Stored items
[Start]

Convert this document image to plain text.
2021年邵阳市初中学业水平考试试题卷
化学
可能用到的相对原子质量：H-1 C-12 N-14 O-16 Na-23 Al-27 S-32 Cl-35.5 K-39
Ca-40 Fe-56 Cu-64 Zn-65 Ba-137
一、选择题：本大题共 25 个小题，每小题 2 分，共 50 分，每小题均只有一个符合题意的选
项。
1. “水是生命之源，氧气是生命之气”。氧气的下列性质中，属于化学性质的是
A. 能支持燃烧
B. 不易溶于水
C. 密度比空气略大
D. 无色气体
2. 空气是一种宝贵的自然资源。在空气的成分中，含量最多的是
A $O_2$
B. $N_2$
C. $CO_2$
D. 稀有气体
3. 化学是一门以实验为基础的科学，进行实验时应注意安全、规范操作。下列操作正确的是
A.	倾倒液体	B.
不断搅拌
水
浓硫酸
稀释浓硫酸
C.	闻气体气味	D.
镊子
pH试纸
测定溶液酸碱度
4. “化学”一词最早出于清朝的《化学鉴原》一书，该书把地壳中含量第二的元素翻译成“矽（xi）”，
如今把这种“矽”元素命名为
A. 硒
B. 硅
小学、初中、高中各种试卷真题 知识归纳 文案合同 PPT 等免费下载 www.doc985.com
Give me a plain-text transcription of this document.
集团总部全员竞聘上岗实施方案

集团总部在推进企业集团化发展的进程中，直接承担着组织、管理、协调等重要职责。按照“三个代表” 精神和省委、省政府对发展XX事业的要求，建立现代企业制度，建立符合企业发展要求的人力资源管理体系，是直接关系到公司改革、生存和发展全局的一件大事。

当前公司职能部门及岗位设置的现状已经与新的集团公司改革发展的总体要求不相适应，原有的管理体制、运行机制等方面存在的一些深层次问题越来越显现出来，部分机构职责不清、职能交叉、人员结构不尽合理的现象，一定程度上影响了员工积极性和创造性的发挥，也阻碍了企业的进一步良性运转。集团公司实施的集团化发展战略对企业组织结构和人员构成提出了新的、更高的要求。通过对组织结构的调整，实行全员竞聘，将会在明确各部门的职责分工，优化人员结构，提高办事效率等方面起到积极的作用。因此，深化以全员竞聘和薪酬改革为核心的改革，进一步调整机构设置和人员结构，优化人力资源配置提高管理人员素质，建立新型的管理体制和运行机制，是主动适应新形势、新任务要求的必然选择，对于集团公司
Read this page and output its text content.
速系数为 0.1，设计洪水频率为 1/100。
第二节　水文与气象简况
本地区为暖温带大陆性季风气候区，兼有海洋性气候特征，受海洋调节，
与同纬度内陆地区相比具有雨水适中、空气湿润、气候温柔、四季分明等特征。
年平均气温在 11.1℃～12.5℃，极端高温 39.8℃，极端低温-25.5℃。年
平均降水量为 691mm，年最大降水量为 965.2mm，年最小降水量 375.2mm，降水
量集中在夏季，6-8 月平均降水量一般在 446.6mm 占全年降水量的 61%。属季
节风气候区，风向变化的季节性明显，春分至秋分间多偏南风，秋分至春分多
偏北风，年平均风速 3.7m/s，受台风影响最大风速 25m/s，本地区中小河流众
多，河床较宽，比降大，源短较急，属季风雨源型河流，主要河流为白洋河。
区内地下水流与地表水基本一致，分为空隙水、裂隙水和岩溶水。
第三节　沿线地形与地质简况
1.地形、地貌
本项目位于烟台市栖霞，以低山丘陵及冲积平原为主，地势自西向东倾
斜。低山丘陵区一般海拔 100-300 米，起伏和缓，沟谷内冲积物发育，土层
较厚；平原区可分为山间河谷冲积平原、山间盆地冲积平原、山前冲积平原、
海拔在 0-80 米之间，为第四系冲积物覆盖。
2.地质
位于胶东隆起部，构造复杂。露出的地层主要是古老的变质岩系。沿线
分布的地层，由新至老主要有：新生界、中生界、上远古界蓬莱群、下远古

[End]

## What is needed:
Repeat every record exactly as written, please.

## Answer in full:
Convert this document image to plain text.
2021年邵阳市初中学业水平考试试题卷
化学
可能用到的相对原子质量：H-1 C-12 N-14 O-16 Na-23 Al-27 S-32 Cl-35.5 K-39
Ca-40 Fe-56 Cu-64 Zn-65 Ba-137
一、选择题：本大题共 25 个小题，每小题 2 分，共 50 分，每小题均只有一个符合题意的选
项。
1. “水是生命之源，氧气是生命之气”。氧气的下列性质中，属于化学性质的是
A. 能支持燃烧
B. 不易溶于水
C. 密度比空气略大
D. 无色气体
2. 空气是一种宝贵的自然资源。在空气的成分中，含量最多的是
A $O_2$
B. $N_2$
C. $CO_2$
D. 稀有气体
3. 化学是一门以实验为基础的科学，进行实验时应注意安全、规范操作。下列操作正确的是
A.	倾倒液体	B.
不断搅拌
水
浓硫酸
稀释浓硫酸
C.	闻气体气味	D.
镊子
pH试纸
测定溶液酸碱度
4. “化学”一词最早出于清朝的《化学鉴原》一书，该书把地壳中含量第二的元素翻译成“矽（xi）”，
如今把这种“矽”元素命名为
A. 硒
B. 硅
小学、初中、高中各种试卷真题 知识归纳 文案合同 PPT 等免费下载 www.doc985.com
Give me a plain-text transcription of this document.
集团总部全员竞聘上岗实施方案

集团总部在推进企业集团化发展的进程中，直接承担着组织、管理、协调等重要职责。按照“三个代表” 精神和省委、省政府对发展XX事业的要求，建立现代企业制度，建立符合企业发展要求的人力资源管理体系，是直接关系到公司改革、生存和发展全局的一件大事。

当前公司职能部门及岗位设置的现状已经与新的集团公司改革发展的总体要求不相适应，原有的管理体制、运行机制等方面存在的一些深层次问题越来越显现出来，部分机构职责不清、职能交叉、人员结构不尽合理的现象，一定程度上影响了员工积极性和创造性的发挥，也阻碍了企业的进一步良性运转。集团公司实施的集团化发展战略对企业组织结构和人员构成提出了新的、更高的要求。通过对组织结构的调整，实行全员竞聘，将会在明确各部门的职责分工，优化人员结构，提高办事效率等方面起到积极的作用。因此，深化以全员竞聘和薪酬改革为核心的改革，进一步调整机构设置和人员结构，优化人力资源配置提高管理人员素质，建立新型的管理体制和运行机制，是主动适应新形势、新任务要求的必然选择，对于集团公司
Read this page and output its text content.
速系数为 0.1，设计洪水频率为 1/100。
第二节　水文与气象简况
本地区为暖温带大陆性季风气候区，兼有海洋性气候特征，受海洋调节，
与同纬度内陆地区相比具有雨水适中、空气湿润、气候温柔、四季分明等特征。
年平均气温在 11.1℃～12.5℃，极端高温 39.8℃，极端低温-25.5℃。年
平均降水量为 691mm，年最大降水量为 965.2mm，年最小降水量 375.2mm，降水
量集中在夏季，6-8 月平均降水量一般在 446.6mm 占全年降水量的 61%。属季
节风气候区，风向变化的季节性明显，春分至秋分间多偏南风，秋分至春分多
偏北风，年平均风速 3.7m/s，受台风影响最大风速 25m/s，本地区中小河流众
多，河床较宽，比降大，源短较急，属季风雨源型河流，主要河流为白洋河。
区内地下水流与地表水基本一致，分为空隙水、裂隙水和岩溶水。
第三节　沿线地形与地质简况
1.地形、地貌
本项目位于烟台市栖霞，以低山丘陵及冲积平原为主，地势自西向东倾
斜。低山丘陵区一般海拔 100-300 米，起伏和缓，沟谷内冲积物发育，土层
较厚；平原区可分为山间河谷冲积平原、山间盆地冲积平原、山前冲积平原、
海拔在 0-80 米之间，为第四系冲积物覆盖。
2.地质
位于胶东隆起部，构造复杂。露出的地层主要是古老的变质岩系。沿线
分布的地层，由新至老主要有：新生界、中生界、上远古界蓬莱群、下远古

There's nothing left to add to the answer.